Exercise goal: Nothing but the lines from the line with "Convert this document image to plain text." through the end of the data is to be copied, and each is to be copied exactly.

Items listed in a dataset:
───
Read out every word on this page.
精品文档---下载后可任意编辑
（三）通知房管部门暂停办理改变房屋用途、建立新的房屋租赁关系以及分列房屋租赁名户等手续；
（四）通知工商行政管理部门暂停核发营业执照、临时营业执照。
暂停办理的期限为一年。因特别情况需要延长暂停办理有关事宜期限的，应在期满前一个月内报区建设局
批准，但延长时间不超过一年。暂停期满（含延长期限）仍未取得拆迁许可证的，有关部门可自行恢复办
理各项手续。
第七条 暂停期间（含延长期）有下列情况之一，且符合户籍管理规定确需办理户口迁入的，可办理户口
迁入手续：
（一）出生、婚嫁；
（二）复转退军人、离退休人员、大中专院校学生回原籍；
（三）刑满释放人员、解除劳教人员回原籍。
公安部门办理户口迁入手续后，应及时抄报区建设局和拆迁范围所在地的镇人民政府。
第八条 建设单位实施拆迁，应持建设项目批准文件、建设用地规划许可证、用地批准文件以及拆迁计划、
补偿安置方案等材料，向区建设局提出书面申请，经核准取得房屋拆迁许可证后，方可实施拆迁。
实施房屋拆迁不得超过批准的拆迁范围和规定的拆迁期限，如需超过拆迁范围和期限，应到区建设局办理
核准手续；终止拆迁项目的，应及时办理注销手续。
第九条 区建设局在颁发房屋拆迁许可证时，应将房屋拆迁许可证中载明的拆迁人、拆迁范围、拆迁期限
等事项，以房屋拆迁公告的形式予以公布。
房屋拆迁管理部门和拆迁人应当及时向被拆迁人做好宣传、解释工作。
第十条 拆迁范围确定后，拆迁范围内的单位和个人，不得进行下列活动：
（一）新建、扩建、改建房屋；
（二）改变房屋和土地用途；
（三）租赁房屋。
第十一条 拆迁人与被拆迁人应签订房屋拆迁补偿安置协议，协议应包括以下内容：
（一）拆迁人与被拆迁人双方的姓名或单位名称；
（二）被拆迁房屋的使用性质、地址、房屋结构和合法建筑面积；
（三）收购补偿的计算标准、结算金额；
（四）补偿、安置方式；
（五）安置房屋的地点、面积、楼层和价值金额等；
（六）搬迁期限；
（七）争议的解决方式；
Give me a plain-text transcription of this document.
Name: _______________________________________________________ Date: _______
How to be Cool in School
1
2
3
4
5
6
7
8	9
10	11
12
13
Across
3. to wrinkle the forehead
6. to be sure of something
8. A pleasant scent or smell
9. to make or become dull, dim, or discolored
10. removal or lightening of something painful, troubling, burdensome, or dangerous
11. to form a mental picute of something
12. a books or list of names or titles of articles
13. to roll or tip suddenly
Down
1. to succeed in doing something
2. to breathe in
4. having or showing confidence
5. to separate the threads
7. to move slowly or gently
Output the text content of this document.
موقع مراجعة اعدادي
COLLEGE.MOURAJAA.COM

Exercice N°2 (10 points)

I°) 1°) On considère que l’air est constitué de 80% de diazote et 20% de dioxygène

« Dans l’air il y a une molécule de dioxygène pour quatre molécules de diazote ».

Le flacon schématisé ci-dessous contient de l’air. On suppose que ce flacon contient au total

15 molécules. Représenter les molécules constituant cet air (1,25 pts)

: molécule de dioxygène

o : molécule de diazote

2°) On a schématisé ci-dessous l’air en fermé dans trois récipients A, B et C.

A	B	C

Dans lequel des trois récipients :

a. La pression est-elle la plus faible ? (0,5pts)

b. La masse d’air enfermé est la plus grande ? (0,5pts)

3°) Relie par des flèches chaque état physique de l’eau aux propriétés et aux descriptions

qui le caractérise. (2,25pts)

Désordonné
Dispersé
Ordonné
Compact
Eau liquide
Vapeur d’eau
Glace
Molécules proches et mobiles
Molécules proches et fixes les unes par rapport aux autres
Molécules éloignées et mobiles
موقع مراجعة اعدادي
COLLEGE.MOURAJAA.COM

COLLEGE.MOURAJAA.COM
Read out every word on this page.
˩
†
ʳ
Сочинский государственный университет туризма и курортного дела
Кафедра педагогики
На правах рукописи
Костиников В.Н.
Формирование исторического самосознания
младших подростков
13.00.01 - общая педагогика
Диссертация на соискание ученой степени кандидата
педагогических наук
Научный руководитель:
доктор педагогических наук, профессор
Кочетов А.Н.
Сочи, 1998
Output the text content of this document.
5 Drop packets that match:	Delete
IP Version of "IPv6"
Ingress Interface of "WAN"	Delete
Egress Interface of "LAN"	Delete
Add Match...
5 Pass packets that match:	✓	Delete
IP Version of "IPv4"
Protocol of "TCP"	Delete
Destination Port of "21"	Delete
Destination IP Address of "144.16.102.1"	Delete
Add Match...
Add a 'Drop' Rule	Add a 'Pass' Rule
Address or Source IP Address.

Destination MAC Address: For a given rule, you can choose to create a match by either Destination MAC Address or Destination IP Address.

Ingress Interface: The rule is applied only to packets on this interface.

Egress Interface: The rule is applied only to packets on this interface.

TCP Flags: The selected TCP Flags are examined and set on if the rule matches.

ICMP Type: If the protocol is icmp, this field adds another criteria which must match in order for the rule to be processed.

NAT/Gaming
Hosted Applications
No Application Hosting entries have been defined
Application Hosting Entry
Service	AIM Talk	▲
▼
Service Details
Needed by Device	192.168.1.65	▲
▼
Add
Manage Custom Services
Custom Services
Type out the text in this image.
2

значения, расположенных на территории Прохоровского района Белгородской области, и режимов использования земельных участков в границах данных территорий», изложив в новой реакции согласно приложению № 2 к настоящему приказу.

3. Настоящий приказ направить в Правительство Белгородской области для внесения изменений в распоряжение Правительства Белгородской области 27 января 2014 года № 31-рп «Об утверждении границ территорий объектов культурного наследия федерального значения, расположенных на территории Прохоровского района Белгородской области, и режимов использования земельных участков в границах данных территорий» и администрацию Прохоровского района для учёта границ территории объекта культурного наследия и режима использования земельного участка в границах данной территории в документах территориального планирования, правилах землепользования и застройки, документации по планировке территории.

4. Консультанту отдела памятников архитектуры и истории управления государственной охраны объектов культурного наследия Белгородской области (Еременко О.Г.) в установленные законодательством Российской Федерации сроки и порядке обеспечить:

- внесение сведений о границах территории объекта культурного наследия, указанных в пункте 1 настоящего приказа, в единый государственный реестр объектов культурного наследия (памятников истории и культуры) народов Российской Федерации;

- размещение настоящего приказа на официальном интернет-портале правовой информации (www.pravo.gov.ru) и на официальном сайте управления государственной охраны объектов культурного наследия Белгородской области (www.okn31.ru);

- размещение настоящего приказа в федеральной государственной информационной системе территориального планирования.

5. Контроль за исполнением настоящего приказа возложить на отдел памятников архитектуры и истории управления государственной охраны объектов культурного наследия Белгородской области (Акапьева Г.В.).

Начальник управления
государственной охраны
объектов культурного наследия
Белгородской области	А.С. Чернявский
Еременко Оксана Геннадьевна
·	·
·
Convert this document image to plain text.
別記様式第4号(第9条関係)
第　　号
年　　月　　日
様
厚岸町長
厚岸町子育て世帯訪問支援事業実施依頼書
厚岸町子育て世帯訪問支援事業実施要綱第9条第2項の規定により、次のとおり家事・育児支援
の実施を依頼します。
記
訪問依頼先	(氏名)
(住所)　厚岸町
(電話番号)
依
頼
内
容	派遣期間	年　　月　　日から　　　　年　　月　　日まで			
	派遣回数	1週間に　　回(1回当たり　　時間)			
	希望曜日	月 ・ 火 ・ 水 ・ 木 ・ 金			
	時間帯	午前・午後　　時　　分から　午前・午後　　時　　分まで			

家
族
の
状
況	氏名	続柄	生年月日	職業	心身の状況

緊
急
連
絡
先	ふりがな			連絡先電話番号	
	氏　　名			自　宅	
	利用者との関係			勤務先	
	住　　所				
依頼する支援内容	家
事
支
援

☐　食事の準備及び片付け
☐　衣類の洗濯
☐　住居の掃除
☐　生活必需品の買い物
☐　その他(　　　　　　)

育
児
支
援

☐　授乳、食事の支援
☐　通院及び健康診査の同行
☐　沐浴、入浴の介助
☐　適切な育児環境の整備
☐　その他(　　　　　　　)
───
The reply:
Convert this document image to plain text.
別記様式第4号(第9条関係)
第　　号
年　　月　　日
様
厚岸町長
厚岸町子育て世帯訪問支援事業実施依頼書
厚岸町子育て世帯訪問支援事業実施要綱第9条第2項の規定により、次のとおり家事・育児支援
の実施を依頼します。
記
訪問依頼先	(氏名)
(住所)　厚岸町
(電話番号)
依
頼
内
容	派遣期間	年　　月　　日から　　　　年　　月　　日まで			
	派遣回数	1週間に　　回(1回当たり　　時間)			
	希望曜日	月 ・ 火 ・ 水 ・ 木 ・ 金			
	時間帯	午前・午後　　時　　分から　午前・午後　　時　　分まで			

家
族
の
状
況	氏名	続柄	生年月日	職業	心身の状況

緊
急
連
絡
先	ふりがな			連絡先電話番号	
	氏　　名			自　宅	
	利用者との関係			勤務先	
	住　　所				
依頼する支援内容	家
事
支
援

☐　食事の準備及び片付け
☐　衣類の洗濯
☐　住居の掃除
☐　生活必需品の買い物
☐　その他(　　　　　　)

育
児
支
援

☐　授乳、食事の支援
☐　通院及び健康診査の同行
☐　沐浴、入浴の介助
☐　適切な育児環境の整備
☐　その他(　　　　　　　)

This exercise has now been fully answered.